■ **TASK TO CARRY OUT**
Return each line containing "present".

====================

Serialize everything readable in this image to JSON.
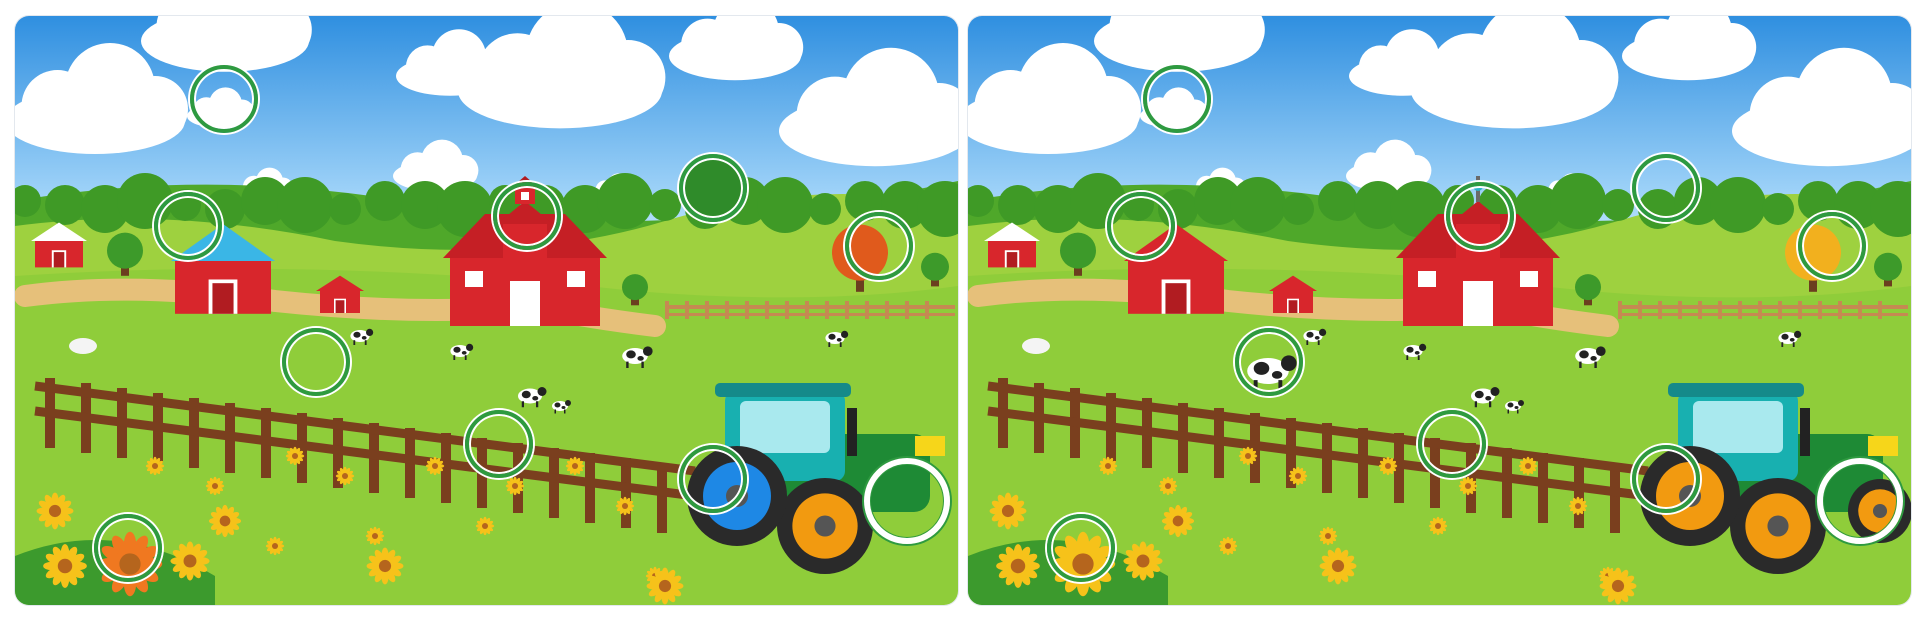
{
  "game": {
    "type": "spot-the-difference",
    "differences_found": 10,
    "colors": {
      "found_marker": "#2e9a40",
      "current_marker": "#ffffff",
      "sky": "#2f8fe0",
      "grass": "#8fcd3a",
      "barn": "#d8262c",
      "fence": "#7a3f1e",
      "tractor_body": "#1e8a35",
      "tractor_cab": "#18b0b0"
    }
  },
  "panels": [
    {
      "name": "left-picture",
      "variants": {
        "small_barn_roof": "#3ab6e6",
        "barn_top": "red-cupola",
        "treetop_right": "green-tree",
        "tree_far_right": "#e05a1c",
        "cow_middle": "absent",
        "tractor_front_wheel": "#1e88e5",
        "tractor_rear_wheel": "absent",
        "flower_bottom": "#f07820",
        "cloud_small": "present"
      }
    },
    {
      "name": "right-picture",
      "variants": {
        "small_barn_roof": "#d8262c",
        "barn_top": "weathervane",
        "treetop_right": "absent",
        "tree_far_right": "#f2b01e",
        "cow_middle": "present",
        "tractor_front_wheel": "#f29a10",
        "tractor_rear_wheel": "present",
        "flower_bottom": "#f6c21a",
        "cloud_small": "present"
      }
    }
  ],
  "markers": [
    {
      "name": "difference-cloud"
    },
    {
      "name": "difference-small-barn-roof"
    },
    {
      "name": "difference-barn-top"
    },
    {
      "name": "difference-treetop"
    },
    {
      "name": "difference-tree-color"
    },
    {
      "name": "difference-cow"
    },
    {
      "name": "difference-fence"
    },
    {
      "name": "difference-tractor-wheel"
    },
    {
      "name": "difference-flower"
    },
    {
      "name": "difference-rear-wheel",
      "current": true
    }
  ]
}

====================

■ **SOLUTION BELOW**
        "cloud_small": "present"
        "cow_middle": "present",
        "tractor_rear_wheel": "present",
        "cloud_small": "present"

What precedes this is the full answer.